■ AIM ■
Copy out each line that has "major" in it.

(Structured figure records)
════════════════════
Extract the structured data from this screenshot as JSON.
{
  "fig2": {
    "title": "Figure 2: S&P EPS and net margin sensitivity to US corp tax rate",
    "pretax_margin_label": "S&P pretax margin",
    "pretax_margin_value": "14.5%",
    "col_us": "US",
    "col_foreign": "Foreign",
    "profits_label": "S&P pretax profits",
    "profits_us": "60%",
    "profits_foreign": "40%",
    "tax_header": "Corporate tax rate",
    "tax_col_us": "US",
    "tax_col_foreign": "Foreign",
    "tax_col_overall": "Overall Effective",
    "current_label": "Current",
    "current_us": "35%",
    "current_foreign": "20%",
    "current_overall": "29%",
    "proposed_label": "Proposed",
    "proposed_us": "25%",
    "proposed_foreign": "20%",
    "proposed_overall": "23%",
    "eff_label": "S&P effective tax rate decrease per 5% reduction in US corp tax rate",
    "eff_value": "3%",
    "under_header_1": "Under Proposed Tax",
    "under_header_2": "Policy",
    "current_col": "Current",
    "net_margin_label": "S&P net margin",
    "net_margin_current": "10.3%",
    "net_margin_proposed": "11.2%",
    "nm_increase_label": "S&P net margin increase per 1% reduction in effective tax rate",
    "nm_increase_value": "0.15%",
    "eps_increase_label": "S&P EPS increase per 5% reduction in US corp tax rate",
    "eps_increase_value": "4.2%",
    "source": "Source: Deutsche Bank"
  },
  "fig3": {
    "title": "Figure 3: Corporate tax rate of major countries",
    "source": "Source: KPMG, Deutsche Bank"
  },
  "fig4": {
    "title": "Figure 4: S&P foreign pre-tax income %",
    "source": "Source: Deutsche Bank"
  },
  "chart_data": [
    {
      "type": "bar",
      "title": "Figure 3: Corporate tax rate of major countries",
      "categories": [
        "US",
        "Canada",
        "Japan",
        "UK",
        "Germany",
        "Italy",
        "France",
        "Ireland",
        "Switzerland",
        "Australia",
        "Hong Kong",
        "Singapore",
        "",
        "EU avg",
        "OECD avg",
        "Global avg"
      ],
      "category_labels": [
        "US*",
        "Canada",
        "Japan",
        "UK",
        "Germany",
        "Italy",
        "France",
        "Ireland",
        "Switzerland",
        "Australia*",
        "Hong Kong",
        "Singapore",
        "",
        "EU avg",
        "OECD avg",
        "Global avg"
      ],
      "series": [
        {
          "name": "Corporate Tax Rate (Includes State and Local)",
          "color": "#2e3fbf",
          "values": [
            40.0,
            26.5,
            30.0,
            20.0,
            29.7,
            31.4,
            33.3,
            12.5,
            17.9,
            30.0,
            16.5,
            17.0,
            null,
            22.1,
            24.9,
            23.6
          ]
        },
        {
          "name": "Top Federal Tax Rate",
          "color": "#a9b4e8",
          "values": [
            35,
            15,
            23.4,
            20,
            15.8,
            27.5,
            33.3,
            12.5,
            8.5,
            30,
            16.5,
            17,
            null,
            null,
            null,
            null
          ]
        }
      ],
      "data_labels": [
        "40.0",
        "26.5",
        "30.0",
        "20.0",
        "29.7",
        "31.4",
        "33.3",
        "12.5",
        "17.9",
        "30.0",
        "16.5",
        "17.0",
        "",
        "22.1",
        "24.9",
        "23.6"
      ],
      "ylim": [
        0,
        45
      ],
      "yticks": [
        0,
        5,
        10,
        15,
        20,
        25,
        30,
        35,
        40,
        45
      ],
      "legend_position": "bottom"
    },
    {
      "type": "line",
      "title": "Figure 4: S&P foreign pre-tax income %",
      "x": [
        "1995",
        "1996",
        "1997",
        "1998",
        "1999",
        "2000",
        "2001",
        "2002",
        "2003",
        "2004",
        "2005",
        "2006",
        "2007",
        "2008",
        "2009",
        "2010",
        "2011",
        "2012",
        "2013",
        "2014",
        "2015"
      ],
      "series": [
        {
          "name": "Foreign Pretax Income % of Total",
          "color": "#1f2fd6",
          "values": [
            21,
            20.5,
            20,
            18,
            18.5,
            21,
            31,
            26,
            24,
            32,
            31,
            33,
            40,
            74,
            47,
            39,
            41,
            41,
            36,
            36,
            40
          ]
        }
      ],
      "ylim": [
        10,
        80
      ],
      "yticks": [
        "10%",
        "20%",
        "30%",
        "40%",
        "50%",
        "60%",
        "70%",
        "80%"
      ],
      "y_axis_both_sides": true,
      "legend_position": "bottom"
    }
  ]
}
════════════════════
■ COMPLETE ANSWER ■
    "title": "Figure 3: Corporate tax rate of major countries",
      "title": "Figure 3: Corporate tax rate of major countries",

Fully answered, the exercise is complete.